# Gestellte Aufgabe 1:
In welchem Buch steht laut dem Text zur Mindestsicherung der Satz „Wer nicht arbeiten will, soll auch nicht essen.“?

# Dokument:
----

Die einzige Keule die Staatssekretärin Marek daher mit ihrem Arbeitsdienstdienstgefasel geschwungen hat, ist jene des billigen Populismus.
Andreas Unterberger
"Wer nicht arbeiten will, soll auch nicht essen." Dieser provozierende Satz ist vielen unbekannt - und steht doch schon im weitaus meistgelesenen Buch der Menschheitsgeschichte, im Neuen Testament. Etliche Theologen ignorieren ihn oder interpretieren ihn um, wie etwa auch das ebenso „kapitalistische" Gleichnis von den Talenten.
Zu spät, aber doch entdeckt hingegen die ÖVP den wirtschaftlich wie moralisch bedenklichen Irrweg, der mit der Einführung der Grundsicherung beschritten wird. Die (unter anderem christdemokratische) Partei ignoriert nun zu Recht die Linkskatholiken, die das Gebot der Nächstenliebe umgewandelt haben zu: „Fordere ständig vom Staat noch mehr Geld für angeblich soziale Zwecke zu Lasten der nächsten Generation, auch wenn diese darunter zusammenbrechen wird, dann kannst du dich als einen guten Menschen ausgeben."
Es wird zwar behauptet, die Mindestsicherung wäre nur eine Vereinheitlichung der Sozialhilfe, dennoch wird zugegeben, dass sie mindestens einen dreistelligen Millionenbetrag mehr kostet. Dass von den Beziehern im Prinzip jetzt schon Arbeitswilligkeit verlangt wird, ist sehr oft nur sanktionlose Theorie. Die „Ich-bin-doch-nicht-so-blöd-zu-arbeiten"-Österreicher, aber auch überdurchschnittlich viele Zuwanderer haben ein neues Signal bekommen, dass man es sich hierzulande auf Kosten der anderen bequem machen kann. Man denke an ein formal zwei verschiedene Adressen angebendes Pärchen, das in Summe nun mehr Geld bekommt als ein hart arbeitender Alleinverdiener. Man denke an die populäre Kombination Pfuschen plus Mindestsicherung. Man denke an die vielen eher unangenehmen Jobs, für die sich niemand findet.
Ein echter Zwang, nach mindestens sechs Monaten der Joblosigkeit wieder zu arbeiten, würde aber auch vielen verzagten Menschen helfen, sich wieder an die Kultur der Arbeitswelt zu gewöhnen.

----

# Eingabedaten:

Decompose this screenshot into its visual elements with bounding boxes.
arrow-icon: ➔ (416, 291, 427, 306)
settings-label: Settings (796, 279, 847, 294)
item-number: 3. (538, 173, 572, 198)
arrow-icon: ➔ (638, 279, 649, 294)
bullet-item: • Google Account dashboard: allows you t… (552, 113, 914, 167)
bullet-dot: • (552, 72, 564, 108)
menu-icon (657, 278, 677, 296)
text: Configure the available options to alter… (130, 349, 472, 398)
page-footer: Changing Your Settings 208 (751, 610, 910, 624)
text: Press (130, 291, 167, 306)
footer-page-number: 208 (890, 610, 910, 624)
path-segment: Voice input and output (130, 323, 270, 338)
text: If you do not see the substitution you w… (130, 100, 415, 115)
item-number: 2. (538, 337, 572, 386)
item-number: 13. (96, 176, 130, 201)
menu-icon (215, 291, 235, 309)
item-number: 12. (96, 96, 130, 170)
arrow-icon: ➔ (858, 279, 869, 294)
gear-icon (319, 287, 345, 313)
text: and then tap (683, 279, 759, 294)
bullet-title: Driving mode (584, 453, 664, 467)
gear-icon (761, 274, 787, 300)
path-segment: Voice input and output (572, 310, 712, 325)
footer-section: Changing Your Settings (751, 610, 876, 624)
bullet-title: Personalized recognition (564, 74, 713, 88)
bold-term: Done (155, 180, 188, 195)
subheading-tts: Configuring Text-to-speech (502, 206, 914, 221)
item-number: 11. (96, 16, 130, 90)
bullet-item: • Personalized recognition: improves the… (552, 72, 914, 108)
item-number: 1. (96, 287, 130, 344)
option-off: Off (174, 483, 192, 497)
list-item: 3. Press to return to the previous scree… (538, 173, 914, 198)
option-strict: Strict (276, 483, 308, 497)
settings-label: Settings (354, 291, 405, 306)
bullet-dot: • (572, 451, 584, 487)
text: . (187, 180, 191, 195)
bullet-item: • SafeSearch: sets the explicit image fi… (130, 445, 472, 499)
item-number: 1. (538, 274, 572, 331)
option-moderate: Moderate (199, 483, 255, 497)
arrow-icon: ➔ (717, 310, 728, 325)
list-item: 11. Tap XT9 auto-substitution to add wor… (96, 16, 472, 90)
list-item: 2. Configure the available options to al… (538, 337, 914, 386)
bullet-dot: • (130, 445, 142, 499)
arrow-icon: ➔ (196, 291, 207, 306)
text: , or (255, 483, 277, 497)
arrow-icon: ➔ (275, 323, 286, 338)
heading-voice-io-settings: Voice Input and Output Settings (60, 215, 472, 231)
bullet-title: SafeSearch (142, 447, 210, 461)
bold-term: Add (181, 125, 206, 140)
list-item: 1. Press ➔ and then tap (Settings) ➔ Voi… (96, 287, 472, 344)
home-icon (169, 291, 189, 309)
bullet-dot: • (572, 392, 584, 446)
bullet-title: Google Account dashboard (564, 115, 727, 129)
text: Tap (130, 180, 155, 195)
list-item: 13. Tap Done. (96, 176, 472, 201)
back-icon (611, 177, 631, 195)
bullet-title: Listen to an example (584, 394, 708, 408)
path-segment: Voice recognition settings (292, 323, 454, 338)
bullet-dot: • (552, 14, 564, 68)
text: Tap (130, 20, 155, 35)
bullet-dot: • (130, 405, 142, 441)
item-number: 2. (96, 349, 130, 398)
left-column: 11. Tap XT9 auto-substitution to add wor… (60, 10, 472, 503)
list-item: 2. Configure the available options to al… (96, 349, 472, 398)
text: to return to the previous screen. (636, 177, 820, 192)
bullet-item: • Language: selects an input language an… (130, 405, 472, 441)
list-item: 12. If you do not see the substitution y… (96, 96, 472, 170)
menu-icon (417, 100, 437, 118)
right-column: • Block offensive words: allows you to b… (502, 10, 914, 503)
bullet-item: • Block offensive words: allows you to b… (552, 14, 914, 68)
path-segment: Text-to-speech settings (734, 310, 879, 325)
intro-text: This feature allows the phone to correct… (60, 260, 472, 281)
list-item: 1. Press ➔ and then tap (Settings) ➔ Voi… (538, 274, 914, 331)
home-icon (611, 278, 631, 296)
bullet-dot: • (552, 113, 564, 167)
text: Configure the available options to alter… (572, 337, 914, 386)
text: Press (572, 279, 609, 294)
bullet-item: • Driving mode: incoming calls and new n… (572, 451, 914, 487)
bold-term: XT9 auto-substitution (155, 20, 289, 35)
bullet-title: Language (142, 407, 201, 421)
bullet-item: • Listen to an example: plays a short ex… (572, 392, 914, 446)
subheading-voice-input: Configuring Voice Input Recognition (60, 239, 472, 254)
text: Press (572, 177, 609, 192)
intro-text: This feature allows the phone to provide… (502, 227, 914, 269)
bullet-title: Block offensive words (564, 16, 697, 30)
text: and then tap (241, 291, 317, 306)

----

# Gestellte Aufgabe 2:
Gib aus den Einträgen den Abschnitt vom Anfang bis einschließlich der Zeile, die „arrow-icon: ➔ (638, 279, 649, 294)“ enthält, unverändert aus.

# Vollständige Ausgabe 1:
Im Neuen Testament.

# Vollständige Ausgabe 2:
Decompose this screenshot into its visual elements with bounding boxes.
arrow-icon: ➔ (416, 291, 427, 306)
settings-label: Settings (796, 279, 847, 294)
item-number: 3. (538, 173, 572, 198)
arrow-icon: ➔ (638, 279, 649, 294)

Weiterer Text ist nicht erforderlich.